**Given instruction:**
Reproduce the material below line for line, starting with its first line and going on through the line with "s-p-500-marker xyxy=(557,320,562,324)", including both.

-- begin Data rows --

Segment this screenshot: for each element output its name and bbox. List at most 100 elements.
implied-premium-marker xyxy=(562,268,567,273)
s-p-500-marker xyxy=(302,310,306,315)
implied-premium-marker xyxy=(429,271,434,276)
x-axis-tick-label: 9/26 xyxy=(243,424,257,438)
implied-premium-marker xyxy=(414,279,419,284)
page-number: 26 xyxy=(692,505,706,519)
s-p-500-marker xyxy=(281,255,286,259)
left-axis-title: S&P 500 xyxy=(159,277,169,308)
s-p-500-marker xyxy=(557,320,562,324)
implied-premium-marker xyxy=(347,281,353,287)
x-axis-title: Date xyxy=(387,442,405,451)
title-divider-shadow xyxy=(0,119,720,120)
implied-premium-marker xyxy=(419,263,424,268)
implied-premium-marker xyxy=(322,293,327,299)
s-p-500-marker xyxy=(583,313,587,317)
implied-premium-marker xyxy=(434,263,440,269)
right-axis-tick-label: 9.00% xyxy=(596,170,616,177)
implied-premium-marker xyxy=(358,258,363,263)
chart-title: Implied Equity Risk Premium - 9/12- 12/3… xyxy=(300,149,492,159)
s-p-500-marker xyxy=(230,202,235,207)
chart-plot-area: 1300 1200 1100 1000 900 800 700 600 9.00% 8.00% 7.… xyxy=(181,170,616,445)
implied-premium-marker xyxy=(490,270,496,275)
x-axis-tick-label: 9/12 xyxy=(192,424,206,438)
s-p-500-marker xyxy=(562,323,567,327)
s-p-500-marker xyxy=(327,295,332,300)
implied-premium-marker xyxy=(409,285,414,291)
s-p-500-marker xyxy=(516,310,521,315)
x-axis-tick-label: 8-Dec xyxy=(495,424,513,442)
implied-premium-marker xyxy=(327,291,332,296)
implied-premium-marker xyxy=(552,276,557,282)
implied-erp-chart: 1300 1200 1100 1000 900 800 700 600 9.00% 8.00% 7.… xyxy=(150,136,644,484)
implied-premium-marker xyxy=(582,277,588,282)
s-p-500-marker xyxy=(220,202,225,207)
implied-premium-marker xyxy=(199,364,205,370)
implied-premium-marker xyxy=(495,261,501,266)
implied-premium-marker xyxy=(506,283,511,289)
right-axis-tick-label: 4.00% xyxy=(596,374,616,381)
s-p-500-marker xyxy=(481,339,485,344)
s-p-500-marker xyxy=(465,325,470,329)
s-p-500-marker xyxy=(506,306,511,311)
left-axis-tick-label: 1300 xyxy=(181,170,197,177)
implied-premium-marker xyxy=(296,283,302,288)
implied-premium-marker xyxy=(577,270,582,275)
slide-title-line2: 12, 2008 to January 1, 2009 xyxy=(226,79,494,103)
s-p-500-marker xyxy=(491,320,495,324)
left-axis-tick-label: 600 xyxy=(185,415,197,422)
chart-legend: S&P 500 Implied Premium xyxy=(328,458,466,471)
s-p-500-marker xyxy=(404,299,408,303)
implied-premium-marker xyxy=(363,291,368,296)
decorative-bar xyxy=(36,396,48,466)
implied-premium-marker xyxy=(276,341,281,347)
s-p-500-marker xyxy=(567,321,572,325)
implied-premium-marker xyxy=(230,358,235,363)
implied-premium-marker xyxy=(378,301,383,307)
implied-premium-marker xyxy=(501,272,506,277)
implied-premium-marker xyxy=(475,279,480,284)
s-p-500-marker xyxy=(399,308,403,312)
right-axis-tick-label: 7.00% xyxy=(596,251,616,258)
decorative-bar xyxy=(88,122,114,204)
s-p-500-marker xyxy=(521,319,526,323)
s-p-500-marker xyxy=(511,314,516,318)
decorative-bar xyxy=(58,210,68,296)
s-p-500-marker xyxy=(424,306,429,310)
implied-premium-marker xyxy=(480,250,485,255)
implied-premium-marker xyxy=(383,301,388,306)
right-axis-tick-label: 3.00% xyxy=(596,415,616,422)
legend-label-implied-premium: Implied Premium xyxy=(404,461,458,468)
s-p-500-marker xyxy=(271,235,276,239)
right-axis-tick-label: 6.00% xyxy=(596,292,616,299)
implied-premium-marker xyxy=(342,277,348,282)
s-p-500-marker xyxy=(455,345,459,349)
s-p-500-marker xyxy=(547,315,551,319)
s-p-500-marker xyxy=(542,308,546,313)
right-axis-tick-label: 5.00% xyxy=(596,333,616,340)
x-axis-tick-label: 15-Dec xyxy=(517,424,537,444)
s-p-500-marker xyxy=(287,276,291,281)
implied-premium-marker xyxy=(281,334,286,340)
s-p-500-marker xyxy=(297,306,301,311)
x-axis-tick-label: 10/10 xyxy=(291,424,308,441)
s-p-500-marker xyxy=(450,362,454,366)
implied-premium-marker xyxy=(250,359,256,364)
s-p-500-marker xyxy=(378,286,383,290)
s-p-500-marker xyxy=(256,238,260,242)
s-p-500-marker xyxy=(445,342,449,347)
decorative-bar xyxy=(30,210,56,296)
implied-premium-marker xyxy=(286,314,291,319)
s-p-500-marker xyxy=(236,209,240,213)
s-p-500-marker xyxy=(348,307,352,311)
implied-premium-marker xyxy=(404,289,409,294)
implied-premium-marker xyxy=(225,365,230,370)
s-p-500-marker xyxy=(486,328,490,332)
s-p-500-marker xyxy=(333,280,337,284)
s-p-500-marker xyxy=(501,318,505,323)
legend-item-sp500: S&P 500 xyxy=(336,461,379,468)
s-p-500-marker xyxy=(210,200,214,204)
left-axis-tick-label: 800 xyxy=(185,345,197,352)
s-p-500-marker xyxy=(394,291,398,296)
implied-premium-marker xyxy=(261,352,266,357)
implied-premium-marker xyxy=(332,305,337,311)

-- end Data rows --

**Right answer:**
Segment this screenshot: for each element output its name and bbox. List at most 100 elements.
implied-premium-marker xyxy=(562,268,567,273)
s-p-500-marker xyxy=(302,310,306,315)
implied-premium-marker xyxy=(429,271,434,276)
x-axis-tick-label: 9/26 xyxy=(243,424,257,438)
implied-premium-marker xyxy=(414,279,419,284)
page-number: 26 xyxy=(692,505,706,519)
s-p-500-marker xyxy=(281,255,286,259)
left-axis-title: S&P 500 xyxy=(159,277,169,308)
s-p-500-marker xyxy=(557,320,562,324)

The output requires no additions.